SET EXERCISE
Reproduce all of the data below without alteration; exclude every picture.

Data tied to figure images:
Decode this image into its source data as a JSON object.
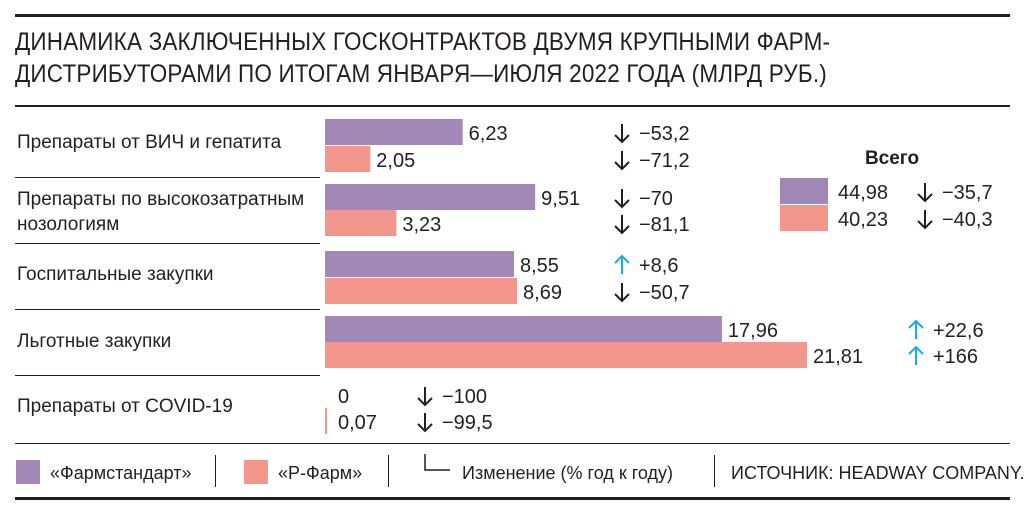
{
  "title": "Динамика заключенных госконтрактов двумя крупными фарм-дистрибуторами по итогам января—июля 2022 года (млрд руб.)",
  "colors": {
    "pharmstandard": "#a288b6",
    "rpharm": "#f3978d",
    "up_arrow": "#1fa9e1",
    "text": "#231f20"
  },
  "chart_data": {
    "type": "bar",
    "orientation": "horizontal",
    "title": "Динамика заключенных госконтрактов двумя крупными фарм-дистрибуторами по итогам января—июля 2022 года (млрд руб.)",
    "unit": "млрд руб.",
    "categories": [
      "Препараты от ВИЧ и гепатита",
      "Препараты по высокозатратным нозологиям",
      "Госпитальные закупки",
      "Льготные закупки",
      "Препараты от COVID-19"
    ],
    "series": [
      {
        "name": "«Фармстандарт»",
        "color": "#a288b6",
        "values": [
          6.23,
          9.51,
          8.55,
          17.96,
          0
        ],
        "labels": [
          "6,23",
          "9,51",
          "8,55",
          "17,96",
          "0"
        ],
        "changes": [
          "−53,2",
          "−70",
          "+8,6",
          "+22,6",
          "−100"
        ],
        "change_dir": [
          "down",
          "down",
          "up",
          "up",
          "down"
        ]
      },
      {
        "name": "«Р-Фарм»",
        "color": "#f3978d",
        "values": [
          2.05,
          3.23,
          8.69,
          21.81,
          0.07
        ],
        "labels": [
          "2,05",
          "3,23",
          "8,69",
          "21,81",
          "0,07"
        ],
        "changes": [
          "−71,2",
          "−81,1",
          "−50,7",
          "+166",
          "−99,5"
        ],
        "change_dir": [
          "down",
          "down",
          "down",
          "up",
          "down"
        ]
      }
    ],
    "total": {
      "label": "Всего",
      "values": [
        44.98,
        40.23
      ],
      "labels": [
        "44,98",
        "40,23"
      ],
      "changes": [
        "−35,7",
        "−40,3"
      ],
      "change_dir": [
        "down",
        "down"
      ]
    }
  },
  "legend": {
    "pharmstandard": "«Фармстандарт»",
    "rpharm": "«Р-Фарм»",
    "change": "Изменение (% год к году)",
    "source": "ИСТОЧНИК: HEADWAY COMPANY."
  }
}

COMPLETE RESPONSE
Decode this image into its source data as a JSON object.
{
  "title": "Динамика заключенных госконтрактов двумя крупными фарм-дистрибуторами по итогам января—июля 2022 года (млрд руб.)",
  "colors": {
    "pharmstandard": "#a288b6",
    "rpharm": "#f3978d",
    "up_arrow": "#1fa9e1",
    "text": "#231f20"
  },
  "chart_data": {
    "type": "bar",
    "orientation": "horizontal",
    "title": "Динамика заключенных госконтрактов двумя крупными фарм-дистрибуторами по итогам января—июля 2022 года (млрд руб.)",
    "unit": "млрд руб.",
    "categories": [
      "Препараты от ВИЧ и гепатита",
      "Препараты по высокозатратным нозологиям",
      "Госпитальные закупки",
      "Льготные закупки",
      "Препараты от COVID-19"
    ],
    "series": [
      {
        "name": "«Фармстандарт»",
        "color": "#a288b6",
        "values": [
          6.23,
          9.51,
          8.55,
          17.96,
          0
        ],
        "labels": [
          "6,23",
          "9,51",
          "8,55",
          "17,96",
          "0"
        ],
        "changes": [
          "−53,2",
          "−70",
          "+8,6",
          "+22,6",
          "−100"
        ],
        "change_dir": [
          "down",
          "down",
          "up",
          "up",
          "down"
        ]
      },
      {
        "name": "«Р-Фарм»",
        "color": "#f3978d",
        "values": [
          2.05,
          3.23,
          8.69,
          21.81,
          0.07
        ],
        "labels": [
          "2,05",
          "3,23",
          "8,69",
          "21,81",
          "0,07"
        ],
        "changes": [
          "−71,2",
          "−81,1",
          "−50,7",
          "+166",
          "−99,5"
        ],
        "change_dir": [
          "down",
          "down",
          "down",
          "up",
          "down"
        ]
      }
    ],
    "total": {
      "label": "Всего",
      "values": [
        44.98,
        40.23
      ],
      "labels": [
        "44,98",
        "40,23"
      ],
      "changes": [
        "−35,7",
        "−40,3"
      ],
      "change_dir": [
        "down",
        "down"
      ]
    }
  },
  "legend": {
    "pharmstandard": "«Фармстандарт»",
    "rpharm": "«Р-Фарм»",
    "change": "Изменение (% год к году)",
    "source": "ИСТОЧНИК: HEADWAY COMPANY."
  }
}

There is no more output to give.